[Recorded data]
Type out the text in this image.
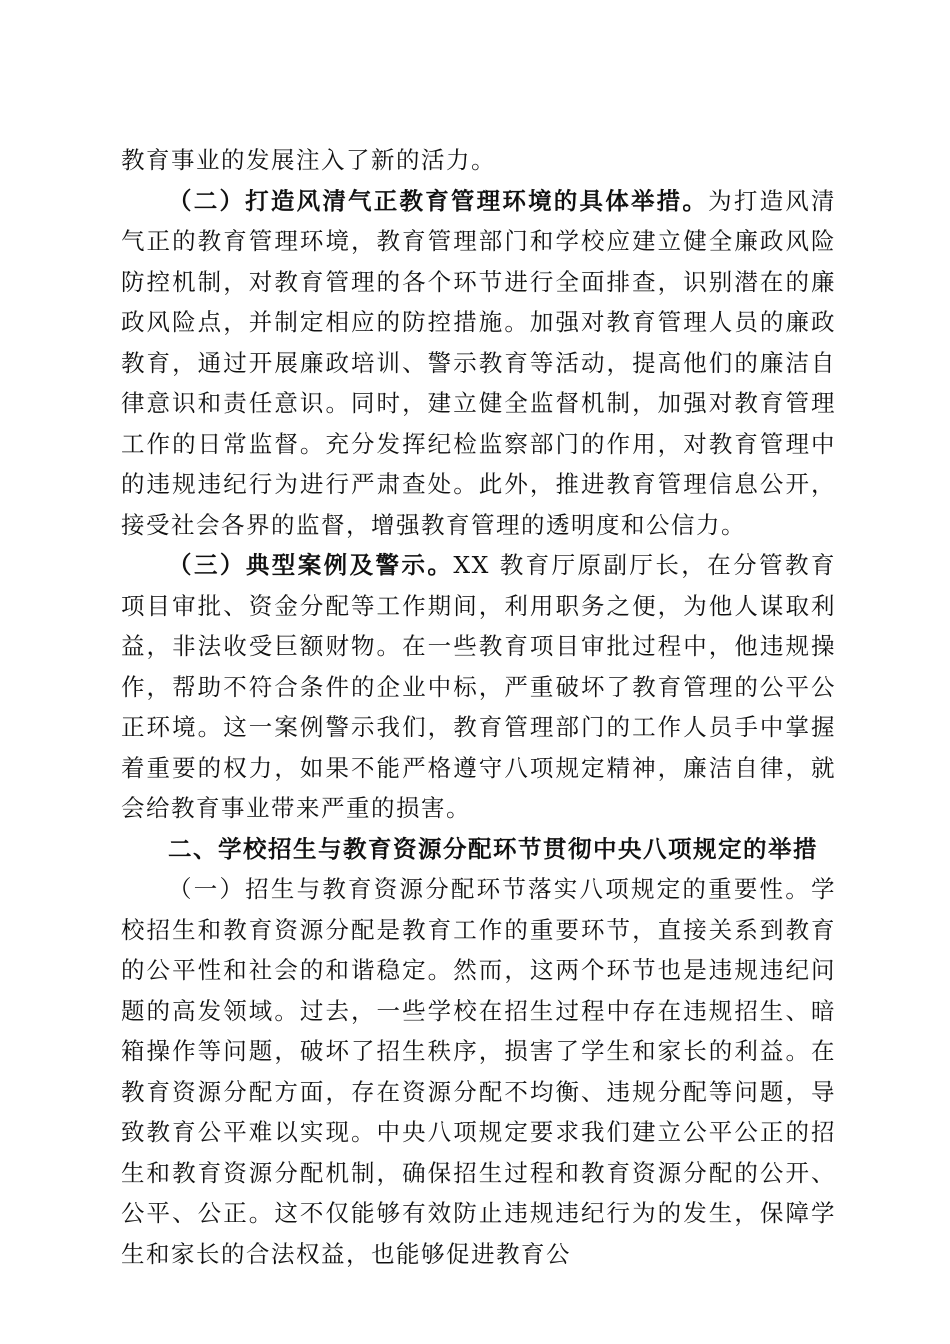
教育事业的发展注入了新的活力。

（二）打造风清气正教育管理环境的具体举措。为打造风清气正的教育管理环境，教育管理部门和学校应建立健全廉政风险防控机制，对教育管理的各个环节进行全面排查，识别潜在的廉政风险点，并制定相应的防控措施。加强对教育管理人员的廉政教育，通过开展廉政培训、警示教育等活动，提高他们的廉洁自律意识和责任意识。同时，建立健全监督机制，加强对教育管理工作的日常监督。充分发挥纪检监察部门的作用，对教育管理中的违规违纪行为进行严肃查处。此外，推进教育管理信息公开，接受社会各界的监督，增强教育管理的透明度和公信力。

（三）典型案例及警示。XX 教育厅原副厅长，在分管教育项目审批、资金分配等工作期间，利用职务之便，为他人谋取利益，非法收受巨额财物。在一些教育项目审批过程中，他违规操作，帮助不符合条件的企业中标，严重破坏了教育管理的公平公正环境。这一案例警示我们，教育管理部门的工作人员手中掌握着重要的权力，如果不能严格遵守八项规定精神，廉洁自律，就会给教育事业带来严重的损害。

二、学校招生与教育资源分配环节贯彻中央八项规定的举措

（一）招生与教育资源分配环节落实八项规定的重要性。学校招生和教育资源分配是教育工作的重要环节，直接关系到教育的公平性和社会的和谐稳定。然而，这两个环节也是违规违纪问题的高发领域。过去，一些学校在招生过程中存在违规招生、暗箱操作等问题，破坏了招生秩序，损害了学生和家长的利益。在教育资源分配方面，存在资源分配不均衡、违规分配等问题，导致教育公平难以实现。中央八项规定要求我们建立公平公正的招生和教育资源分配机制，确保招生过程和教育资源分配的公开、公平、公正。这不仅能够有效防止违规违纪行为的发生，保障学生和家长的合法权益，也能够促进教育公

The exercise → Leave the images out and output the remaining material exactly as it stands.

Exercise solution →
Type out the text in this image.
教育事业的发展注入了新的活力。

（二）打造风清气正教育管理环境的具体举措。为打造风清气正的教育管理环境，教育管理部门和学校应建立健全廉政风险防控机制，对教育管理的各个环节进行全面排查，识别潜在的廉政风险点，并制定相应的防控措施。加强对教育管理人员的廉政教育，通过开展廉政培训、警示教育等活动，提高他们的廉洁自律意识和责任意识。同时，建立健全监督机制，加强对教育管理工作的日常监督。充分发挥纪检监察部门的作用，对教育管理中的违规违纪行为进行严肃查处。此外，推进教育管理信息公开，接受社会各界的监督，增强教育管理的透明度和公信力。

（三）典型案例及警示。XX 教育厅原副厅长，在分管教育项目审批、资金分配等工作期间，利用职务之便，为他人谋取利益，非法收受巨额财物。在一些教育项目审批过程中，他违规操作，帮助不符合条件的企业中标，严重破坏了教育管理的公平公正环境。这一案例警示我们，教育管理部门的工作人员手中掌握着重要的权力，如果不能严格遵守八项规定精神，廉洁自律，就会给教育事业带来严重的损害。

二、学校招生与教育资源分配环节贯彻中央八项规定的举措

（一）招生与教育资源分配环节落实八项规定的重要性。学校招生和教育资源分配是教育工作的重要环节，直接关系到教育的公平性和社会的和谐稳定。然而，这两个环节也是违规违纪问题的高发领域。过去，一些学校在招生过程中存在违规招生、暗箱操作等问题，破坏了招生秩序，损害了学生和家长的利益。在教育资源分配方面，存在资源分配不均衡、违规分配等问题，导致教育公平难以实现。中央八项规定要求我们建立公平公正的招生和教育资源分配机制，确保招生过程和教育资源分配的公开、公平、公正。这不仅能够有效防止违规违纪行为的发生，保障学生和家长的合法权益，也能够促进教育公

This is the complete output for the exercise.